Quoted text
Pension and Other Postretirement Benefit Plans

 

The Company’s non-contributory defined-benefit pension plan and certain defined benefit postretirement plans were frozen as of February 28, 2013 and no additional benefits will accrue.

 

The Company has a non-contributory defined benefit pension plan that provides benefits for substantially all employees hired before January 1, 2007 who meet certain requirements as to age and length of service. The benefits are based on years of service and average compensation, as defined in the Plan Document. The Company’s funding practice is to meet the minimum funding standards established by the Employee Retirement Income Security Act of 1974.

 

In addition to providing pension benefits, we provide certain health care and life insurance benefits for retired employees. Participants or eligible employees hired before January 1, 1993 become eligible for the benefits if they retire after reaching age 62 with fifteen or more years of service. A fixed percent of annual costs are paid depending on length of service at retirement. The Company accrues for the estimated costs of these other post-retirement benefits through charges to expense during the years that employees render service. The Company makes contributions to cover the current benefits paid under this plan. The Company believes the policy for determining pension and other post-retirement benefit expenses is critical because judgments are required with respect to the appropriate discount rate, rate of return on assets and other items. The Company reviews and updates the assumptions annually. If the Company’s estimate of pension and post-retirement expense is too low it may experience higher expenses in the future, reducing its net income. If the Company’s estimate is too high, it may experience lower expenses in the future, increasing its net income.

Source excerpt
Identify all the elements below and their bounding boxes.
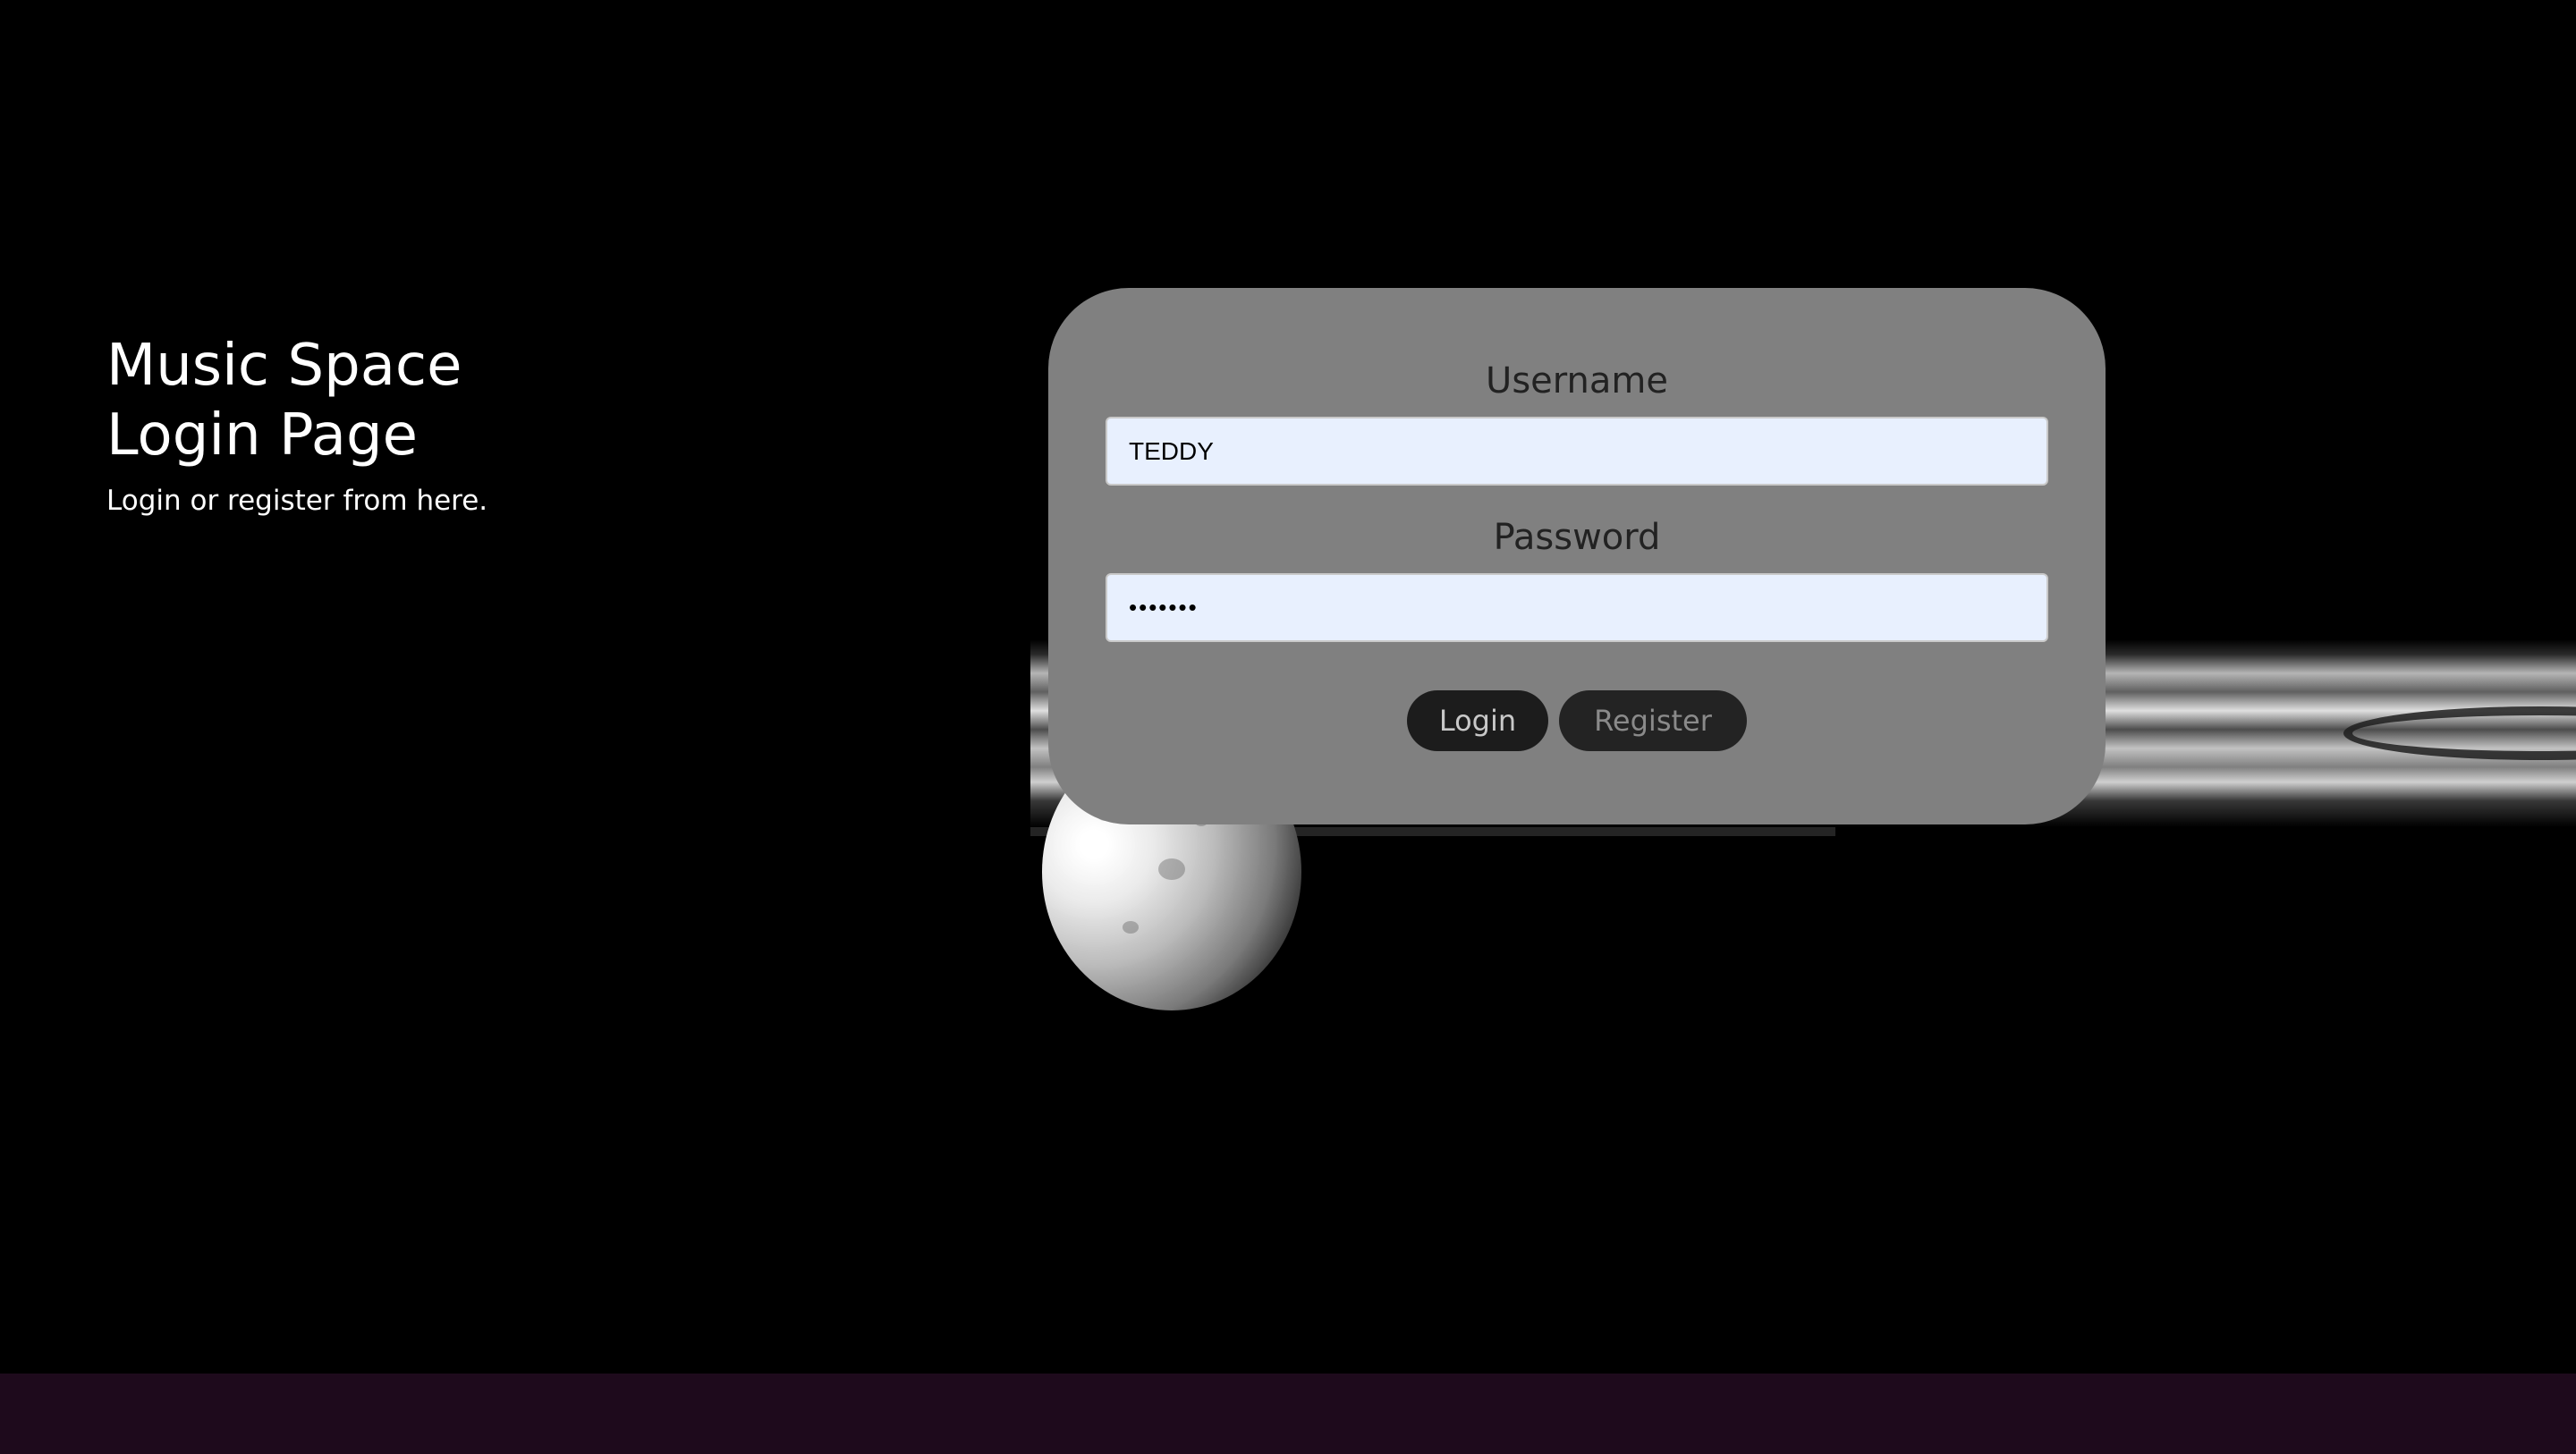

Given problem 1
Transcribe the pension plan text between "Pension and Other Postretirement" and "benefits will accrue.", inclusive.
Given problem 2
Based on the pension plan text, is each statement true? (a) The defined benefit pension plan covers substantially all employees hired before January 1, 2007 who meet its requirements. (b) Retirees must reach age 65 to qualify for the health care and life insurance benefits. (c) The Company revises its assumptions every quarter.
Rely only on the pension plan text.

Problem solution 1
Pension and Other Postretirement Benefit Plans

 

The Company’s non-contributory defined-benefit pension plan and certain defined benefit postretirement plans were frozen as of February 28, 2013 and no additional benefits will accrue.

Problem solution 2
(a) Yes: "provides benefits for substantially all employees hired before January 1, 2007 who meet certain requirements as to age and length of service"
(b) No: "if they retire after reaching age 62 with fifteen or more years of service"
(c) No: "The Company reviews and updates the assumptions annually."